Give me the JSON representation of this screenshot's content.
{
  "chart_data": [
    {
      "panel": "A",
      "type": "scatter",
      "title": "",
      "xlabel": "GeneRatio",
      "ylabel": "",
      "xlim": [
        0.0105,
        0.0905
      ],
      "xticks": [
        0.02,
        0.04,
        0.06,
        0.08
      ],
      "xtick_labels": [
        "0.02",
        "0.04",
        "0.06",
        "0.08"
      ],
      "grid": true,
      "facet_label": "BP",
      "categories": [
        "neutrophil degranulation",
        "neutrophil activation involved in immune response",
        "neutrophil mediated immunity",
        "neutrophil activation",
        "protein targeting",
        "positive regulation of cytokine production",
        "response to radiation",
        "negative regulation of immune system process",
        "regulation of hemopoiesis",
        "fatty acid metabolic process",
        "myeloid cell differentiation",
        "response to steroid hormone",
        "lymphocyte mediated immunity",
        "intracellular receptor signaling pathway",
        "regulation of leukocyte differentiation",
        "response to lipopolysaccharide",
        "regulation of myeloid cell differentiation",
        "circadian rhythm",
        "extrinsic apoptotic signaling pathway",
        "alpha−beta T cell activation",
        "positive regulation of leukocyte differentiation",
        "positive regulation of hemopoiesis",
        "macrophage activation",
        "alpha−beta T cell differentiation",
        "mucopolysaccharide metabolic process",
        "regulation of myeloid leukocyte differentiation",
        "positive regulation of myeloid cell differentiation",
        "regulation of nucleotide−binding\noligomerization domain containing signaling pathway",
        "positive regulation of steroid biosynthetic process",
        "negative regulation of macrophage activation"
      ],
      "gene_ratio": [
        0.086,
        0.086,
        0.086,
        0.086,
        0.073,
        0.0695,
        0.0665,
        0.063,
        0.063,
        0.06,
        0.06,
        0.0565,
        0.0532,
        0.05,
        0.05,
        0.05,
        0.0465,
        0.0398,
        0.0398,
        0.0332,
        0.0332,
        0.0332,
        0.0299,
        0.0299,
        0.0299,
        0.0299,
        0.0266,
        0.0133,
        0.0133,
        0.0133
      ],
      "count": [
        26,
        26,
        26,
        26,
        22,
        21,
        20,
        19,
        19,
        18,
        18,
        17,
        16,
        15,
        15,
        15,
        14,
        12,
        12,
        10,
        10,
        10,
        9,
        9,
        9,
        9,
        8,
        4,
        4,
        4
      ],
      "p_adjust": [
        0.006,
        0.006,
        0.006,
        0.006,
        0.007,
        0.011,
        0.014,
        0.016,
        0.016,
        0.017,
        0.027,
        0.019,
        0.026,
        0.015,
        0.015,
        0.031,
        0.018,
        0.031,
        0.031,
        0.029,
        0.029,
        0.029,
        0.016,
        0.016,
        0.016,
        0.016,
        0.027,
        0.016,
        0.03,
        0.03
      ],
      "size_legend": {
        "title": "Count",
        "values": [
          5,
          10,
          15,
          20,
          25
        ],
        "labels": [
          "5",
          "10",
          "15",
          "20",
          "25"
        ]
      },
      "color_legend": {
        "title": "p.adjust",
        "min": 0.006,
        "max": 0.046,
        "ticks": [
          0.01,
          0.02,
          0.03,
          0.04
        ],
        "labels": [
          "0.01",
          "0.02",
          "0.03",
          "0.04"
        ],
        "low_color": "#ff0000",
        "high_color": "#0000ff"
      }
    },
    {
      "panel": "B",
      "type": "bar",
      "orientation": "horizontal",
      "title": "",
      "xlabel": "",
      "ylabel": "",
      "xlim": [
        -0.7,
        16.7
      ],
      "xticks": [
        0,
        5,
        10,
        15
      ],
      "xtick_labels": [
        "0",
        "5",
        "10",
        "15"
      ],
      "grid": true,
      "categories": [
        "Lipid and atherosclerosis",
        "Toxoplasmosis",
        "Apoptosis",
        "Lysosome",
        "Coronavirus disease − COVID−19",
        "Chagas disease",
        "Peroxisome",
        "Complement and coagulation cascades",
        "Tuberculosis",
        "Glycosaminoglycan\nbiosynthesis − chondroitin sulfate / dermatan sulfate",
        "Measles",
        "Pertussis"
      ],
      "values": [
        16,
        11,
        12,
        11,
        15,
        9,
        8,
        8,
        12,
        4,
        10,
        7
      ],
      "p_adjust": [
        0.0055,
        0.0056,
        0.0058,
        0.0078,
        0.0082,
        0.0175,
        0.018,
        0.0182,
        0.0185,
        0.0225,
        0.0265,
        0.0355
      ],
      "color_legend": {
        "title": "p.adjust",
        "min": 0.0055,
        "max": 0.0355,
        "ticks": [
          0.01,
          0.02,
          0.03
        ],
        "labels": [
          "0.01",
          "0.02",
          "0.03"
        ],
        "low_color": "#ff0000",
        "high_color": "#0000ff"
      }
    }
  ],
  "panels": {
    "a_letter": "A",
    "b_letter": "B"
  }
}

━━━━━━

WHAT THE TASK ASKS: The full listing must be retyped exactly as it stands.

FINISHED EXERCISE:
Give me the JSON representation of this screenshot's content.
{
  "chart_data": [
    {
      "panel": "A",
      "type": "scatter",
      "title": "",
      "xlabel": "GeneRatio",
      "ylabel": "",
      "xlim": [
        0.0105,
        0.0905
      ],
      "xticks": [
        0.02,
        0.04,
        0.06,
        0.08
      ],
      "xtick_labels": [
        "0.02",
        "0.04",
        "0.06",
        "0.08"
      ],
      "grid": true,
      "facet_label": "BP",
      "categories": [
        "neutrophil degranulation",
        "neutrophil activation involved in immune response",
        "neutrophil mediated immunity",
        "neutrophil activation",
        "protein targeting",
        "positive regulation of cytokine production",
        "response to radiation",
        "negative regulation of immune system process",
        "regulation of hemopoiesis",
        "fatty acid metabolic process",
        "myeloid cell differentiation",
        "response to steroid hormone",
        "lymphocyte mediated immunity",
        "intracellular receptor signaling pathway",
        "regulation of leukocyte differentiation",
        "response to lipopolysaccharide",
        "regulation of myeloid cell differentiation",
        "circadian rhythm",
        "extrinsic apoptotic signaling pathway",
        "alpha−beta T cell activation",
        "positive regulation of leukocyte differentiation",
        "positive regulation of hemopoiesis",
        "macrophage activation",
        "alpha−beta T cell differentiation",
        "mucopolysaccharide metabolic process",
        "regulation of myeloid leukocyte differentiation",
        "positive regulation of myeloid cell differentiation",
        "regulation of nucleotide−binding\noligomerization domain containing signaling pathway",
        "positive regulation of steroid biosynthetic process",
        "negative regulation of macrophage activation"
      ],
      "gene_ratio": [
        0.086,
        0.086,
        0.086,
        0.086,
        0.073,
        0.0695,
        0.0665,
        0.063,
        0.063,
        0.06,
        0.06,
        0.0565,
        0.0532,
        0.05,
        0.05,
        0.05,
        0.0465,
        0.0398,
        0.0398,
        0.0332,
        0.0332,
        0.0332,
        0.0299,
        0.0299,
        0.0299,
        0.0299,
        0.0266,
        0.0133,
        0.0133,
        0.0133
      ],
      "count": [
        26,
        26,
        26,
        26,
        22,
        21,
        20,
        19,
        19,
        18,
        18,
        17,
        16,
        15,
        15,
        15,
        14,
        12,
        12,
        10,
        10,
        10,
        9,
        9,
        9,
        9,
        8,
        4,
        4,
        4
      ],
      "p_adjust": [
        0.006,
        0.006,
        0.006,
        0.006,
        0.007,
        0.011,
        0.014,
        0.016,
        0.016,
        0.017,
        0.027,
        0.019,
        0.026,
        0.015,
        0.015,
        0.031,
        0.018,
        0.031,
        0.031,
        0.029,
        0.029,
        0.029,
        0.016,
        0.016,
        0.016,
        0.016,
        0.027,
        0.016,
        0.03,
        0.03
      ],
      "size_legend": {
        "title": "Count",
        "values": [
          5,
          10,
          15,
          20,
          25
        ],
        "labels": [
          "5",
          "10",
          "15",
          "20",
          "25"
        ]
      },
      "color_legend": {
        "title": "p.adjust",
        "min": 0.006,
        "max": 0.046,
        "ticks": [
          0.01,
          0.02,
          0.03,
          0.04
        ],
        "labels": [
          "0.01",
          "0.02",
          "0.03",
          "0.04"
        ],
        "low_color": "#ff0000",
        "high_color": "#0000ff"
      }
    },
    {
      "panel": "B",
      "type": "bar",
      "orientation": "horizontal",
      "title": "",
      "xlabel": "",
      "ylabel": "",
      "xlim": [
        -0.7,
        16.7
      ],
      "xticks": [
        0,
        5,
        10,
        15
      ],
      "xtick_labels": [
        "0",
        "5",
        "10",
        "15"
      ],
      "grid": true,
      "categories": [
        "Lipid and atherosclerosis",
        "Toxoplasmosis",
        "Apoptosis",
        "Lysosome",
        "Coronavirus disease − COVID−19",
        "Chagas disease",
        "Peroxisome",
        "Complement and coagulation cascades",
        "Tuberculosis",
        "Glycosaminoglycan\nbiosynthesis − chondroitin sulfate / dermatan sulfate",
        "Measles",
        "Pertussis"
      ],
      "values": [
        16,
        11,
        12,
        11,
        15,
        9,
        8,
        8,
        12,
        4,
        10,
        7
      ],
      "p_adjust": [
        0.0055,
        0.0056,
        0.0058,
        0.0078,
        0.0082,
        0.0175,
        0.018,
        0.0182,
        0.0185,
        0.0225,
        0.0265,
        0.0355
      ],
      "color_legend": {
        "title": "p.adjust",
        "min": 0.0055,
        "max": 0.0355,
        "ticks": [
          0.01,
          0.02,
          0.03
        ],
        "labels": [
          "0.01",
          "0.02",
          "0.03"
        ],
        "low_color": "#ff0000",
        "high_color": "#0000ff"
      }
    }
  ],
  "panels": {
    "a_letter": "A",
    "b_letter": "B"
  }
}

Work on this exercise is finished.